» **Stored records**:
____

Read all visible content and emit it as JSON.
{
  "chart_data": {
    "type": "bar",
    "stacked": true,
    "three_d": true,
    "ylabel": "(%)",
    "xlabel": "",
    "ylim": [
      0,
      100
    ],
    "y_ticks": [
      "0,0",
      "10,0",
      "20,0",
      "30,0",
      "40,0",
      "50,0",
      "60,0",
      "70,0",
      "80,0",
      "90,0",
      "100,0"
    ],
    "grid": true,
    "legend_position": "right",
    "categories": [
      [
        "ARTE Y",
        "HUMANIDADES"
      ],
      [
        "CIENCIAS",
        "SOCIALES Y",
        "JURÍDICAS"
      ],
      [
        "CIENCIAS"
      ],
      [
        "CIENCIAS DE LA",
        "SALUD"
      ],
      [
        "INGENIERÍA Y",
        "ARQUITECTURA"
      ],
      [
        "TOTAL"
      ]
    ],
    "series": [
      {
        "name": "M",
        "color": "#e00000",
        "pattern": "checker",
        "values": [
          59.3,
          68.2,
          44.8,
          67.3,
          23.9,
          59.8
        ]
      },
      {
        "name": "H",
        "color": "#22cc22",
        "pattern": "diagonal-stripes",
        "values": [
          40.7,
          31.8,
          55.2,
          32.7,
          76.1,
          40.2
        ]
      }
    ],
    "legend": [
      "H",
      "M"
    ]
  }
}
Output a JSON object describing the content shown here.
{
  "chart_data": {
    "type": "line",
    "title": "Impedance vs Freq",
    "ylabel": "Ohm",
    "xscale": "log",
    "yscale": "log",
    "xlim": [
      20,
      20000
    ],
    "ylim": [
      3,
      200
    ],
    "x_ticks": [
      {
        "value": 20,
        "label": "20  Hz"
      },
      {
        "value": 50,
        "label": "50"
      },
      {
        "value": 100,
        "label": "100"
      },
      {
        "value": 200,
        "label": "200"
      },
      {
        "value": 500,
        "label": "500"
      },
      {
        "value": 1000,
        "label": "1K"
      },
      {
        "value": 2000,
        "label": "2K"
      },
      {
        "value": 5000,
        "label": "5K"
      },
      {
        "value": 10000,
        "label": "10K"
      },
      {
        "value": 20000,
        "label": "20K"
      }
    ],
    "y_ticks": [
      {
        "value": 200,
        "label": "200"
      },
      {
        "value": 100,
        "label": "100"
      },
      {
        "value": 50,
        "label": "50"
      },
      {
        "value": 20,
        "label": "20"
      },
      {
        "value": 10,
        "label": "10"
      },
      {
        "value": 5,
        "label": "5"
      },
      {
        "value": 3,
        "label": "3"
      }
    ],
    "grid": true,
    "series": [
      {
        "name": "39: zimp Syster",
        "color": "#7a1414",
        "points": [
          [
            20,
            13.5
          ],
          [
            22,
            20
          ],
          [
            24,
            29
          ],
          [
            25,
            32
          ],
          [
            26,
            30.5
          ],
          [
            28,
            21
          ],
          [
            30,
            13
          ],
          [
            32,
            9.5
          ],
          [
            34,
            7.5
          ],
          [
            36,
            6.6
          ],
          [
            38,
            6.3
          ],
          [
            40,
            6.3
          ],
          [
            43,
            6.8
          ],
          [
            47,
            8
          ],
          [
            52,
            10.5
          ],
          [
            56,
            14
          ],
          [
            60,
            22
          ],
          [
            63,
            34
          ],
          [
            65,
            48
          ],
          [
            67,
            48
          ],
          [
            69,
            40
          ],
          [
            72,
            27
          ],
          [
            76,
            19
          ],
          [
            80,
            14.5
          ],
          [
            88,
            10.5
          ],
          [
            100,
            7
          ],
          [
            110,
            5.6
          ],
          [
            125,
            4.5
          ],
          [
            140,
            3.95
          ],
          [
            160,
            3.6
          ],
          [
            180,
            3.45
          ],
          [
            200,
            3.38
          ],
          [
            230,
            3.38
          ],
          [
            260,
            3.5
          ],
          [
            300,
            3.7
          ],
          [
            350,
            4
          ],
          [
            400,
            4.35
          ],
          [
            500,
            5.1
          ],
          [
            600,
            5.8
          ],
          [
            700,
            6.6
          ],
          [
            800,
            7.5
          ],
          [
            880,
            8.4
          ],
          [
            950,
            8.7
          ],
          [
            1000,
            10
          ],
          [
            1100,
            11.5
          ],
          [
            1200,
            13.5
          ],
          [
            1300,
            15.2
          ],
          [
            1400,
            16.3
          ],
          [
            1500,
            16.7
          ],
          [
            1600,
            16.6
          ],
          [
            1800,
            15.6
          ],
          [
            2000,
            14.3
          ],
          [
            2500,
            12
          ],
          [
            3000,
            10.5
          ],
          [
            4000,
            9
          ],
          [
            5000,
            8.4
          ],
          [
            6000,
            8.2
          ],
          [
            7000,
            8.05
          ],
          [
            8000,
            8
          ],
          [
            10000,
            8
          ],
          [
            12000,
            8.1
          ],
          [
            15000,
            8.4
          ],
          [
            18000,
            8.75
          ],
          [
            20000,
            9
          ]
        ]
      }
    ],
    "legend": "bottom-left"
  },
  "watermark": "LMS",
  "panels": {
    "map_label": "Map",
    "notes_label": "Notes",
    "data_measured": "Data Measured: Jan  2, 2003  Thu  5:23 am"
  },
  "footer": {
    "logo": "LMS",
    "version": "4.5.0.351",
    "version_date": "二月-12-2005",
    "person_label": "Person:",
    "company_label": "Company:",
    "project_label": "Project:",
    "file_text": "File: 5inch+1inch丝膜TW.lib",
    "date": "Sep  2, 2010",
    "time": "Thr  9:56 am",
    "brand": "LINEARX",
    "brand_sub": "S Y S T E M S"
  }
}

____

» **Written task**:
Copy out all of the data exactly, leaving nothing out.

» **Completed task**:
Read all visible content and emit it as JSON.
{
  "chart_data": {
    "type": "bar",
    "stacked": true,
    "three_d": true,
    "ylabel": "(%)",
    "xlabel": "",
    "ylim": [
      0,
      100
    ],
    "y_ticks": [
      "0,0",
      "10,0",
      "20,0",
      "30,0",
      "40,0",
      "50,0",
      "60,0",
      "70,0",
      "80,0",
      "90,0",
      "100,0"
    ],
    "grid": true,
    "legend_position": "right",
    "categories": [
      [
        "ARTE Y",
        "HUMANIDADES"
      ],
      [
        "CIENCIAS",
        "SOCIALES Y",
        "JURÍDICAS"
      ],
      [
        "CIENCIAS"
      ],
      [
        "CIENCIAS DE LA",
        "SALUD"
      ],
      [
        "INGENIERÍA Y",
        "ARQUITECTURA"
      ],
      [
        "TOTAL"
      ]
    ],
    "series": [
      {
        "name": "M",
        "color": "#e00000",
        "pattern": "checker",
        "values": [
          59.3,
          68.2,
          44.8,
          67.3,
          23.9,
          59.8
        ]
      },
      {
        "name": "H",
        "color": "#22cc22",
        "pattern": "diagonal-stripes",
        "values": [
          40.7,
          31.8,
          55.2,
          32.7,
          76.1,
          40.2
        ]
      }
    ],
    "legend": [
      "H",
      "M"
    ]
  }
}
Output a JSON object describing the content shown here.
{
  "chart_data": {
    "type": "line",
    "title": "Impedance vs Freq",
    "ylabel": "Ohm",
    "xscale": "log",
    "yscale": "log",
    "xlim": [
      20,
      20000
    ],
    "ylim": [
      3,
      200
    ],
    "x_ticks": [
      {
        "value": 20,
        "label": "20  Hz"
      },
      {
        "value": 50,
        "label": "50"
      },
      {
        "value": 100,
        "label": "100"
      },
      {
        "value": 200,
        "label": "200"
      },
      {
        "value": 500,
        "label": "500"
      },
      {
        "value": 1000,
        "label": "1K"
      },
      {
        "value": 2000,
        "label": "2K"
      },
      {
        "value": 5000,
        "label": "5K"
      },
      {
        "value": 10000,
        "label": "10K"
      },
      {
        "value": 20000,
        "label": "20K"
      }
    ],
    "y_ticks": [
      {
        "value": 200,
        "label": "200"
      },
      {
        "value": 100,
        "label": "100"
      },
      {
        "value": 50,
        "label": "50"
      },
      {
        "value": 20,
        "label": "20"
      },
      {
        "value": 10,
        "label": "10"
      },
      {
        "value": 5,
        "label": "5"
      },
      {
        "value": 3,
        "label": "3"
      }
    ],
    "grid": true,
    "series": [
      {
        "name": "39: zimp Syster",
        "color": "#7a1414",
        "points": [
          [
            20,
            13.5
          ],
          [
            22,
            20
          ],
          [
            24,
            29
          ],
          [
            25,
            32
          ],
          [
            26,
            30.5
          ],
          [
            28,
            21
          ],
          [
            30,
            13
          ],
          [
            32,
            9.5
          ],
          [
            34,
            7.5
          ],
          [
            36,
            6.6
          ],
          [
            38,
            6.3
          ],
          [
            40,
            6.3
          ],
          [
            43,
            6.8
          ],
          [
            47,
            8
          ],
          [
            52,
            10.5
          ],
          [
            56,
            14
          ],
          [
            60,
            22
          ],
          [
            63,
            34
          ],
          [
            65,
            48
          ],
          [
            67,
            48
          ],
          [
            69,
            40
          ],
          [
            72,
            27
          ],
          [
            76,
            19
          ],
          [
            80,
            14.5
          ],
          [
            88,
            10.5
          ],
          [
            100,
            7
          ],
          [
            110,
            5.6
          ],
          [
            125,
            4.5
          ],
          [
            140,
            3.95
          ],
          [
            160,
            3.6
          ],
          [
            180,
            3.45
          ],
          [
            200,
            3.38
          ],
          [
            230,
            3.38
          ],
          [
            260,
            3.5
          ],
          [
            300,
            3.7
          ],
          [
            350,
            4
          ],
          [
            400,
            4.35
          ],
          [
            500,
            5.1
          ],
          [
            600,
            5.8
          ],
          [
            700,
            6.6
          ],
          [
            800,
            7.5
          ],
          [
            880,
            8.4
          ],
          [
            950,
            8.7
          ],
          [
            1000,
            10
          ],
          [
            1100,
            11.5
          ],
          [
            1200,
            13.5
          ],
          [
            1300,
            15.2
          ],
          [
            1400,
            16.3
          ],
          [
            1500,
            16.7
          ],
          [
            1600,
            16.6
          ],
          [
            1800,
            15.6
          ],
          [
            2000,
            14.3
          ],
          [
            2500,
            12
          ],
          [
            3000,
            10.5
          ],
          [
            4000,
            9
          ],
          [
            5000,
            8.4
          ],
          [
            6000,
            8.2
          ],
          [
            7000,
            8.05
          ],
          [
            8000,
            8
          ],
          [
            10000,
            8
          ],
          [
            12000,
            8.1
          ],
          [
            15000,
            8.4
          ],
          [
            18000,
            8.75
          ],
          [
            20000,
            9
          ]
        ]
      }
    ],
    "legend": "bottom-left"
  },
  "watermark": "LMS",
  "panels": {
    "map_label": "Map",
    "notes_label": "Notes",
    "data_measured": "Data Measured: Jan  2, 2003  Thu  5:23 am"
  },
  "footer": {
    "logo": "LMS",
    "version": "4.5.0.351",
    "version_date": "二月-12-2005",
    "person_label": "Person:",
    "company_label": "Company:",
    "project_label": "Project:",
    "file_text": "File: 5inch+1inch丝膜TW.lib",
    "date": "Sep  2, 2010",
    "time": "Thr  9:56 am",
    "brand": "LINEARX",
    "brand_sub": "S Y S T E M S"
  }
}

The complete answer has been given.